- _Task statement_:
Copy all of the material word for word, except for the pictures.

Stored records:
<<<<

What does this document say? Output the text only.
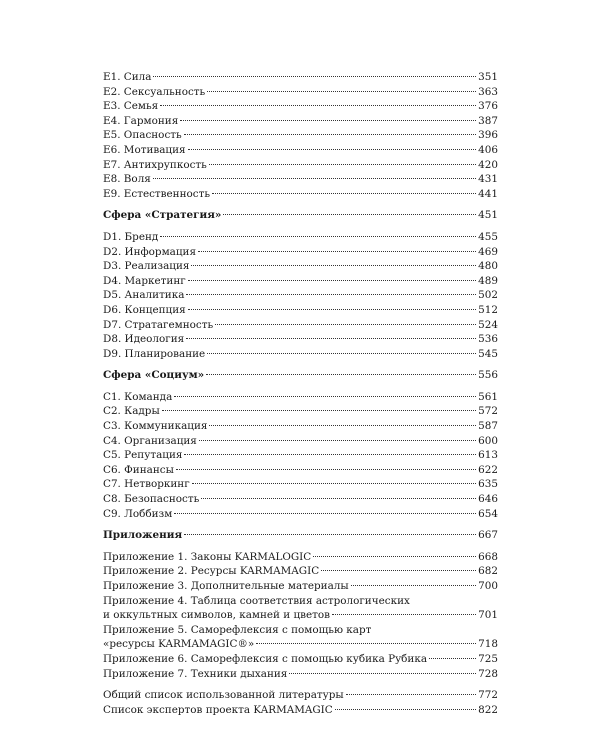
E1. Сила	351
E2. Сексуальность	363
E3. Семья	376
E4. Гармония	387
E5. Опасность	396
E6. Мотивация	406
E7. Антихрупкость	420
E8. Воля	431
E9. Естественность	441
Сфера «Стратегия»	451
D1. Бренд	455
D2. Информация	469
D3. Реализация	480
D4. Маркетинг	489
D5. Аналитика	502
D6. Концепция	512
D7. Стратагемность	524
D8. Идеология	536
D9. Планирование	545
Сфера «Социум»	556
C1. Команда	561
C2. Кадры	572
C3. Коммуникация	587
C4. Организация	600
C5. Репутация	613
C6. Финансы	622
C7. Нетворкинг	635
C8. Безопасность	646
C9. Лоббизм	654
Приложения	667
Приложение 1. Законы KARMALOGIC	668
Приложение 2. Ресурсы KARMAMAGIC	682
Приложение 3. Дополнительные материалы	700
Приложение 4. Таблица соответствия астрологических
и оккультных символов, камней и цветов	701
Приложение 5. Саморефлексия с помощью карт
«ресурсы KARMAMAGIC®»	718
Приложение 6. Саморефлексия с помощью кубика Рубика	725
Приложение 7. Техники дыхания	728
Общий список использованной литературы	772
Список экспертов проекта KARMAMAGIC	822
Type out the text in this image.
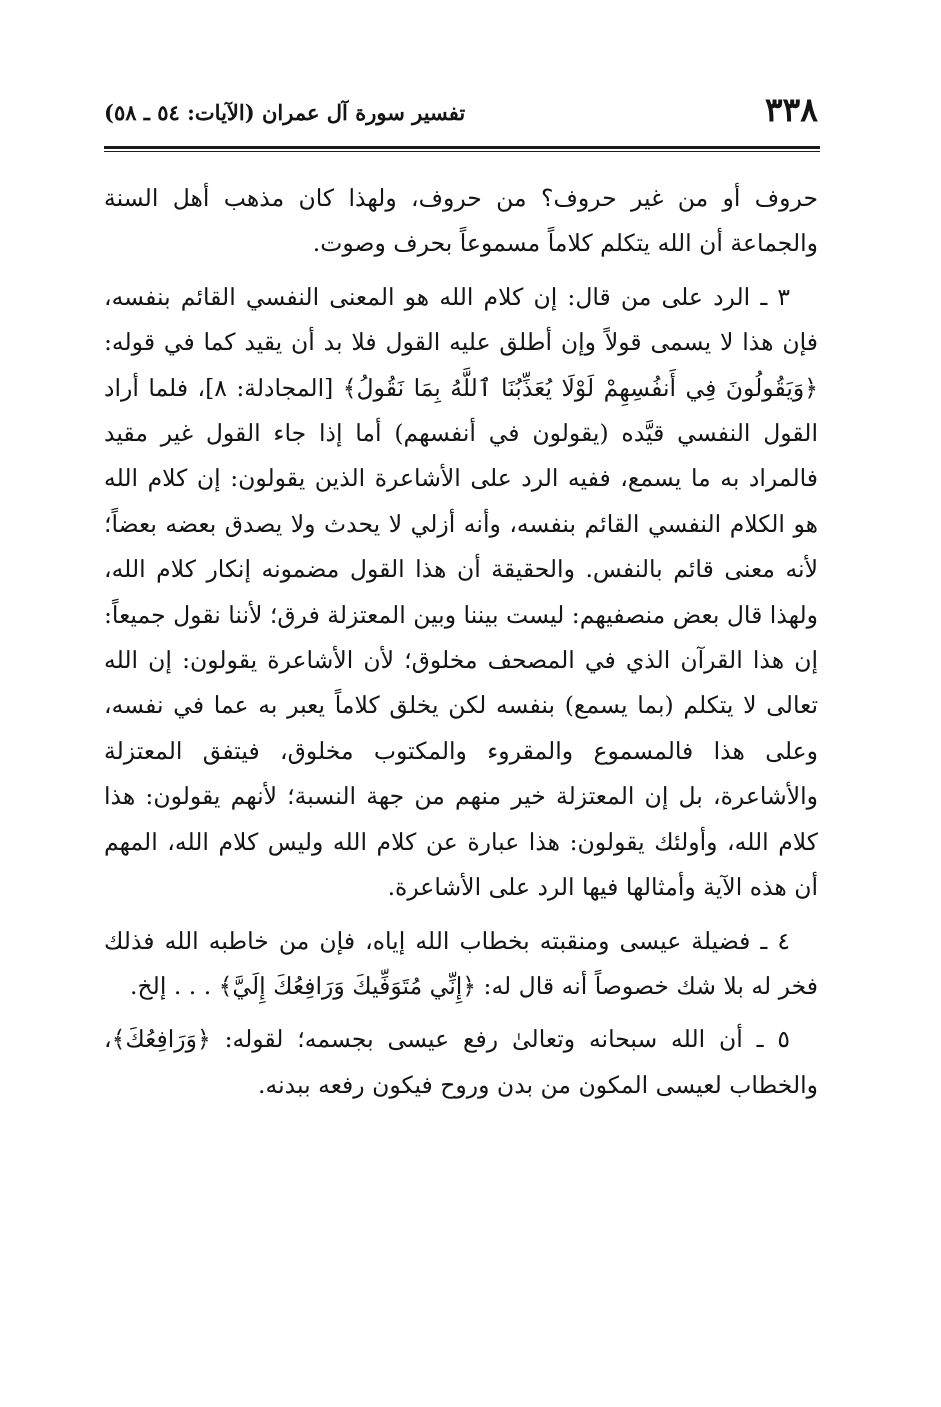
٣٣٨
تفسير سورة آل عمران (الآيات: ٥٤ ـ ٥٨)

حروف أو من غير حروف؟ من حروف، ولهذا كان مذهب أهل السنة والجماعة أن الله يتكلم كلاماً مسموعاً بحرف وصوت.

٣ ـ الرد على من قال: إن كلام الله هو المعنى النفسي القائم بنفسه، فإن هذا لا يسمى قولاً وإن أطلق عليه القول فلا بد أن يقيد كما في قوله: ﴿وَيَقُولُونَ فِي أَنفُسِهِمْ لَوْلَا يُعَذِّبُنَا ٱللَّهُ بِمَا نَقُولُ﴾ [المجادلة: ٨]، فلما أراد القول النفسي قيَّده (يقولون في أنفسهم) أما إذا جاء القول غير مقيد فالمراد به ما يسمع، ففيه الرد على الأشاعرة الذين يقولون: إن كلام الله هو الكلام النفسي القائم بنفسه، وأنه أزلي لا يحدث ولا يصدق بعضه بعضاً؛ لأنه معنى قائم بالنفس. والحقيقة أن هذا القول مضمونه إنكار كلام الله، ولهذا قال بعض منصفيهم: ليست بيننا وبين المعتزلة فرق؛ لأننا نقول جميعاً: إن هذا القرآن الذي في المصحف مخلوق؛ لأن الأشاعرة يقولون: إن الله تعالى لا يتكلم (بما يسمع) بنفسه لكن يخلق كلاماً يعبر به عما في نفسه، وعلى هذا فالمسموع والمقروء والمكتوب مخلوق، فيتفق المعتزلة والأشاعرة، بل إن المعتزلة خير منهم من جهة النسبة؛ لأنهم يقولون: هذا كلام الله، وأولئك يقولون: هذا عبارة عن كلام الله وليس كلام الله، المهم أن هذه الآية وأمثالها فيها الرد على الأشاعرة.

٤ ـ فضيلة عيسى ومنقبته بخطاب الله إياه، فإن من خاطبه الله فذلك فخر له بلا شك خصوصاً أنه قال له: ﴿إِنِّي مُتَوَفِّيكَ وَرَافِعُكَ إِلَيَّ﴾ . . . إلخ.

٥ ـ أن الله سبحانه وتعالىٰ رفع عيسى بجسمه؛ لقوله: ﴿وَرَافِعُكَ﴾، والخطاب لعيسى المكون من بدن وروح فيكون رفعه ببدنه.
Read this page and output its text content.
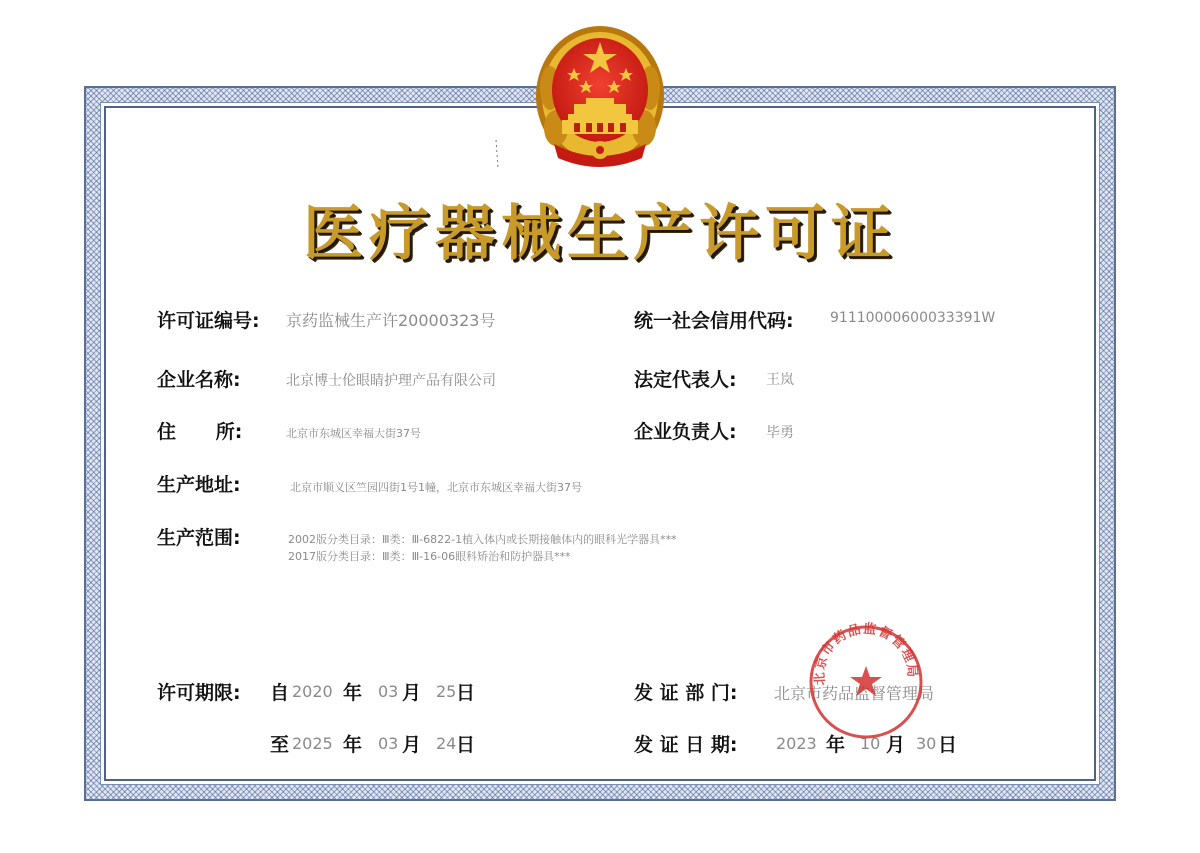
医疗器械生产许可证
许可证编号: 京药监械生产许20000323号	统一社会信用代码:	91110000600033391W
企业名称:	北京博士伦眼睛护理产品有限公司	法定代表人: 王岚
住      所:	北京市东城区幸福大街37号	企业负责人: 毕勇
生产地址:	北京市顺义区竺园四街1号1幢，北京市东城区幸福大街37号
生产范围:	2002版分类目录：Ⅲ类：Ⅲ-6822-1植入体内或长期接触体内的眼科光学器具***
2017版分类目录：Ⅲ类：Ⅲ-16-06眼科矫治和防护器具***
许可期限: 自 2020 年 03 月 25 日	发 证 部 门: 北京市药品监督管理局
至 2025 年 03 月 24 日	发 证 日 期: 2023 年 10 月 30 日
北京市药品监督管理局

>>>>

- _Task solution_:
What does this document say? Output the text only.
E1. Сила	351
E2. Сексуальность	363
E3. Семья	376
E4. Гармония	387
E5. Опасность	396
E6. Мотивация	406
E7. Антихрупкость	420
E8. Воля	431
E9. Естественность	441
Сфера «Стратегия»	451
D1. Бренд	455
D2. Информация	469
D3. Реализация	480
D4. Маркетинг	489
D5. Аналитика	502
D6. Концепция	512
D7. Стратагемность	524
D8. Идеология	536
D9. Планирование	545
Сфера «Социум»	556
C1. Команда	561
C2. Кадры	572
C3. Коммуникация	587
C4. Организация	600
C5. Репутация	613
C6. Финансы	622
C7. Нетворкинг	635
C8. Безопасность	646
C9. Лоббизм	654
Приложения	667
Приложение 1. Законы KARMALOGIC	668
Приложение 2. Ресурсы KARMAMAGIC	682
Приложение 3. Дополнительные материалы	700
Приложение 4. Таблица соответствия астрологических
и оккультных символов, камней и цветов	701
Приложение 5. Саморефлексия с помощью карт
«ресурсы KARMAMAGIC®»	718
Приложение 6. Саморефлексия с помощью кубика Рубика	725
Приложение 7. Техники дыхания	728
Общий список использованной литературы	772
Список экспертов проекта KARMAMAGIC	822
Type out the text in this image.
٣٣٨
تفسير سورة آل عمران (الآيات: ٥٤ ـ ٥٨)

حروف أو من غير حروف؟ من حروف، ولهذا كان مذهب أهل السنة والجماعة أن الله يتكلم كلاماً مسموعاً بحرف وصوت.

٣ ـ الرد على من قال: إن كلام الله هو المعنى النفسي القائم بنفسه، فإن هذا لا يسمى قولاً وإن أطلق عليه القول فلا بد أن يقيد كما في قوله: ﴿وَيَقُولُونَ فِي أَنفُسِهِمْ لَوْلَا يُعَذِّبُنَا ٱللَّهُ بِمَا نَقُولُ﴾ [المجادلة: ٨]، فلما أراد القول النفسي قيَّده (يقولون في أنفسهم) أما إذا جاء القول غير مقيد فالمراد به ما يسمع، ففيه الرد على الأشاعرة الذين يقولون: إن كلام الله هو الكلام النفسي القائم بنفسه، وأنه أزلي لا يحدث ولا يصدق بعضه بعضاً؛ لأنه معنى قائم بالنفس. والحقيقة أن هذا القول مضمونه إنكار كلام الله، ولهذا قال بعض منصفيهم: ليست بيننا وبين المعتزلة فرق؛ لأننا نقول جميعاً: إن هذا القرآن الذي في المصحف مخلوق؛ لأن الأشاعرة يقولون: إن الله تعالى لا يتكلم (بما يسمع) بنفسه لكن يخلق كلاماً يعبر به عما في نفسه، وعلى هذا فالمسموع والمقروء والمكتوب مخلوق، فيتفق المعتزلة والأشاعرة، بل إن المعتزلة خير منهم من جهة النسبة؛ لأنهم يقولون: هذا كلام الله، وأولئك يقولون: هذا عبارة عن كلام الله وليس كلام الله، المهم أن هذه الآية وأمثالها فيها الرد على الأشاعرة.

٤ ـ فضيلة عيسى ومنقبته بخطاب الله إياه، فإن من خاطبه الله فذلك فخر له بلا شك خصوصاً أنه قال له: ﴿إِنِّي مُتَوَفِّيكَ وَرَافِعُكَ إِلَيَّ﴾ . . . إلخ.

٥ ـ أن الله سبحانه وتعالىٰ رفع عيسى بجسمه؛ لقوله: ﴿وَرَافِعُكَ﴾، والخطاب لعيسى المكون من بدن وروح فيكون رفعه ببدنه.
Read this page and output its text content.
医疗器械生产许可证
许可证编号: 京药监械生产许20000323号	统一社会信用代码:	91110000600033391W
企业名称:	北京博士伦眼睛护理产品有限公司	法定代表人: 王岚
住      所:	北京市东城区幸福大街37号	企业负责人: 毕勇
生产地址:	北京市顺义区竺园四街1号1幢，北京市东城区幸福大街37号
生产范围:	2002版分类目录：Ⅲ类：Ⅲ-6822-1植入体内或长期接触体内的眼科光学器具***
2017版分类目录：Ⅲ类：Ⅲ-16-06眼科矫治和防护器具***
许可期限: 自 2020 年 03 月 25 日	发 证 部 门: 北京市药品监督管理局
至 2025 年 03 月 24 日	发 证 日 期: 2023 年 10 月 30 日
北京市药品监督管理局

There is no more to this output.